* Start *
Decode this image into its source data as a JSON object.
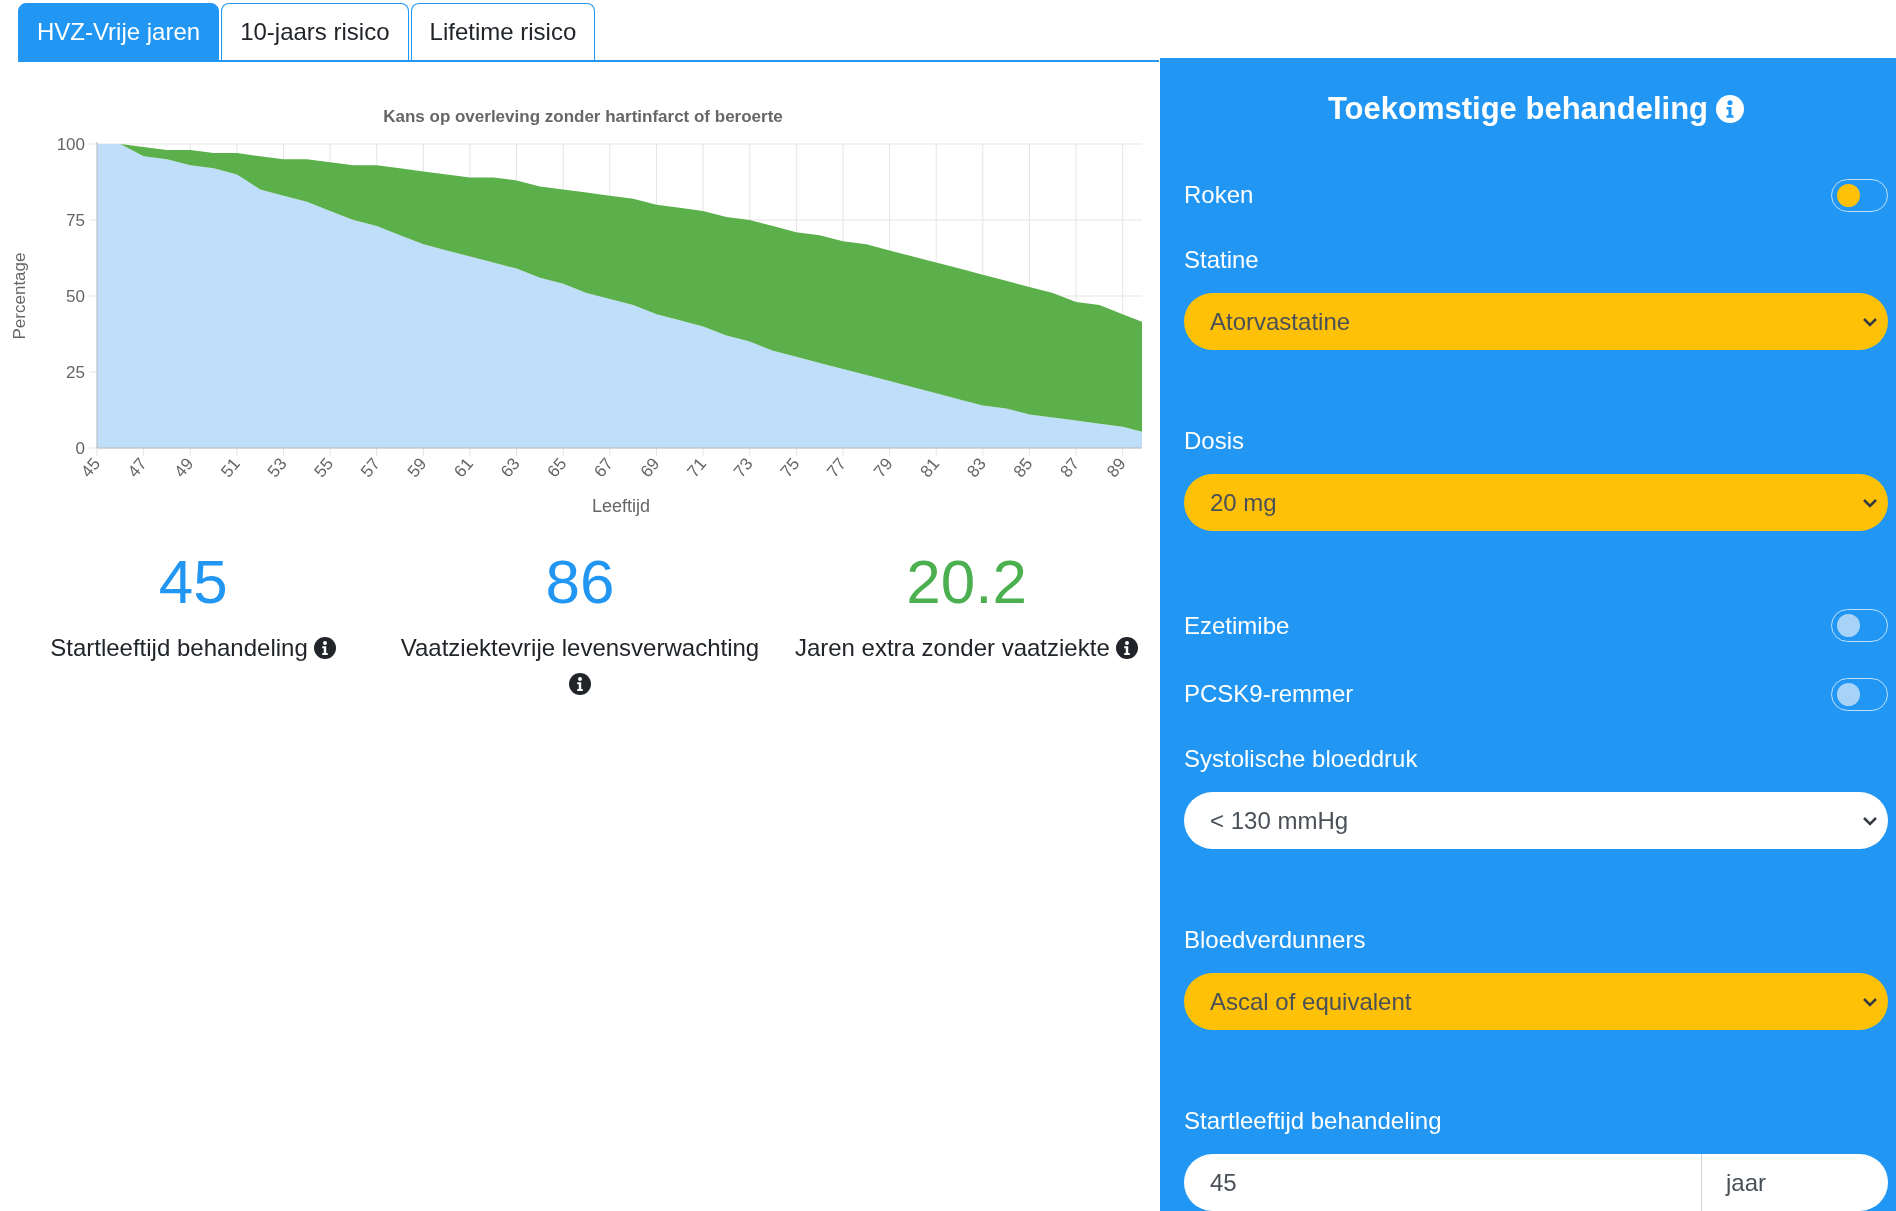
{
  "tabs": [
    {
      "label": "HVZ-Vrije jaren",
      "selected": true
    },
    {
      "label": "10-jaars risico",
      "selected": false
    },
    {
      "label": "Lifetime risico",
      "selected": false
    }
  ],
  "chart": {
    "chart_data": {
      "type": "area",
      "title": "Kans op overleving zonder hartinfarct of beroerte",
      "xlabel": "Leeftijd",
      "ylabel": "Percentage",
      "x": [
        45,
        46,
        47,
        48,
        49,
        50,
        51,
        52,
        53,
        54,
        55,
        56,
        57,
        58,
        59,
        60,
        61,
        62,
        63,
        64,
        65,
        66,
        67,
        68,
        69,
        70,
        71,
        72,
        73,
        74,
        75,
        76,
        77,
        78,
        79,
        80,
        81,
        82,
        83,
        84,
        85,
        86,
        87,
        88,
        89,
        90
      ],
      "series": [
        {
          "color": "#bfdefa",
          "values": [
            100,
            100,
            96,
            95,
            93,
            92,
            90,
            85,
            83,
            81,
            78,
            75,
            73,
            70,
            67,
            65,
            63,
            61,
            59,
            56,
            54,
            51,
            49,
            47,
            44,
            42,
            40,
            37,
            35,
            32,
            30,
            28,
            26,
            24,
            22,
            20,
            18,
            16,
            14,
            13,
            11,
            10,
            9,
            8,
            7,
            5
          ]
        },
        {
          "color": "#5bb04c",
          "values": [
            0,
            0,
            3,
            3,
            5,
            5,
            7,
            11,
            12,
            14,
            16,
            18,
            20,
            22,
            24,
            25,
            26,
            28,
            29,
            30,
            31,
            33,
            34,
            35,
            36,
            37,
            38,
            39,
            40,
            41,
            41,
            42,
            42,
            43,
            43,
            43,
            43,
            43,
            43,
            42,
            42,
            41,
            39,
            39,
            37,
            36
          ]
        }
      ],
      "xticks": [
        45,
        47,
        49,
        51,
        53,
        55,
        57,
        59,
        61,
        63,
        65,
        67,
        69,
        71,
        73,
        75,
        77,
        79,
        81,
        83,
        85,
        87,
        89
      ],
      "yticks": [
        0,
        25,
        50,
        75,
        100
      ],
      "xlim": [
        45,
        90
      ],
      "ylim": [
        0,
        100
      ],
      "grid": true,
      "stacked": true
    }
  },
  "stats": [
    {
      "value": "45",
      "label": "Startleeftijd behandeling",
      "color": "#2196f3"
    },
    {
      "value": "86",
      "label": "Vaatziektevrije levensverwachting",
      "color": "#2196f3"
    },
    {
      "value": "20.2",
      "label": "Jaren extra zonder vaatziekte",
      "color": "#4caf50"
    }
  ],
  "panel": {
    "title": "Toekomstige behandeling",
    "controls": [
      {
        "kind": "toggle",
        "label": "Roken",
        "on": false,
        "color": "#ffc107"
      },
      {
        "kind": "select",
        "label": "Statine",
        "value": "Atorvastatine",
        "highlighted": true
      },
      {
        "kind": "select",
        "label": "Dosis",
        "value": "20 mg",
        "highlighted": true
      },
      {
        "kind": "toggle",
        "label": "Ezetimibe",
        "on": false,
        "color": "#a8d3f8"
      },
      {
        "kind": "toggle",
        "label": "PCSK9-remmer",
        "on": false,
        "color": "#a8d3f8"
      },
      {
        "kind": "select",
        "label": "Systolische bloeddruk",
        "value": "< 130 mmHg",
        "highlighted": false
      },
      {
        "kind": "select",
        "label": "Bloedverdunners",
        "value": "Ascal of equivalent",
        "highlighted": true
      },
      {
        "kind": "input",
        "label": "Startleeftijd behandeling",
        "value": "45",
        "addon": "jaar"
      }
    ]
  }
}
* End *
EXERCISE DESCRIPTION: Reproduce the listing word for word and omit its pictures.

EXPECTED OUTPUT:
Decode this image into its source data as a JSON object.
{
  "tabs": [
    {
      "label": "HVZ-Vrije jaren",
      "selected": true
    },
    {
      "label": "10-jaars risico",
      "selected": false
    },
    {
      "label": "Lifetime risico",
      "selected": false
    }
  ],
  "chart": {
    "chart_data": {
      "type": "area",
      "title": "Kans op overleving zonder hartinfarct of beroerte",
      "xlabel": "Leeftijd",
      "ylabel": "Percentage",
      "x": [
        45,
        46,
        47,
        48,
        49,
        50,
        51,
        52,
        53,
        54,
        55,
        56,
        57,
        58,
        59,
        60,
        61,
        62,
        63,
        64,
        65,
        66,
        67,
        68,
        69,
        70,
        71,
        72,
        73,
        74,
        75,
        76,
        77,
        78,
        79,
        80,
        81,
        82,
        83,
        84,
        85,
        86,
        87,
        88,
        89,
        90
      ],
      "series": [
        {
          "color": "#bfdefa",
          "values": [
            100,
            100,
            96,
            95,
            93,
            92,
            90,
            85,
            83,
            81,
            78,
            75,
            73,
            70,
            67,
            65,
            63,
            61,
            59,
            56,
            54,
            51,
            49,
            47,
            44,
            42,
            40,
            37,
            35,
            32,
            30,
            28,
            26,
            24,
            22,
            20,
            18,
            16,
            14,
            13,
            11,
            10,
            9,
            8,
            7,
            5
          ]
        },
        {
          "color": "#5bb04c",
          "values": [
            0,
            0,
            3,
            3,
            5,
            5,
            7,
            11,
            12,
            14,
            16,
            18,
            20,
            22,
            24,
            25,
            26,
            28,
            29,
            30,
            31,
            33,
            34,
            35,
            36,
            37,
            38,
            39,
            40,
            41,
            41,
            42,
            42,
            43,
            43,
            43,
            43,
            43,
            43,
            42,
            42,
            41,
            39,
            39,
            37,
            36
          ]
        }
      ],
      "xticks": [
        45,
        47,
        49,
        51,
        53,
        55,
        57,
        59,
        61,
        63,
        65,
        67,
        69,
        71,
        73,
        75,
        77,
        79,
        81,
        83,
        85,
        87,
        89
      ],
      "yticks": [
        0,
        25,
        50,
        75,
        100
      ],
      "xlim": [
        45,
        90
      ],
      "ylim": [
        0,
        100
      ],
      "grid": true,
      "stacked": true
    }
  },
  "stats": [
    {
      "value": "45",
      "label": "Startleeftijd behandeling",
      "color": "#2196f3"
    },
    {
      "value": "86",
      "label": "Vaatziektevrije levensverwachting",
      "color": "#2196f3"
    },
    {
      "value": "20.2",
      "label": "Jaren extra zonder vaatziekte",
      "color": "#4caf50"
    }
  ],
  "panel": {
    "title": "Toekomstige behandeling",
    "controls": [
      {
        "kind": "toggle",
        "label": "Roken",
        "on": false,
        "color": "#ffc107"
      },
      {
        "kind": "select",
        "label": "Statine",
        "value": "Atorvastatine",
        "highlighted": true
      },
      {
        "kind": "select",
        "label": "Dosis",
        "value": "20 mg",
        "highlighted": true
      },
      {
        "kind": "toggle",
        "label": "Ezetimibe",
        "on": false,
        "color": "#a8d3f8"
      },
      {
        "kind": "toggle",
        "label": "PCSK9-remmer",
        "on": false,
        "color": "#a8d3f8"
      },
      {
        "kind": "select",
        "label": "Systolische bloeddruk",
        "value": "< 130 mmHg",
        "highlighted": false
      },
      {
        "kind": "select",
        "label": "Bloedverdunners",
        "value": "Ascal of equivalent",
        "highlighted": true
      },
      {
        "kind": "input",
        "label": "Startleeftijd behandeling",
        "value": "45",
        "addon": "jaar"
      }
    ]
  }
}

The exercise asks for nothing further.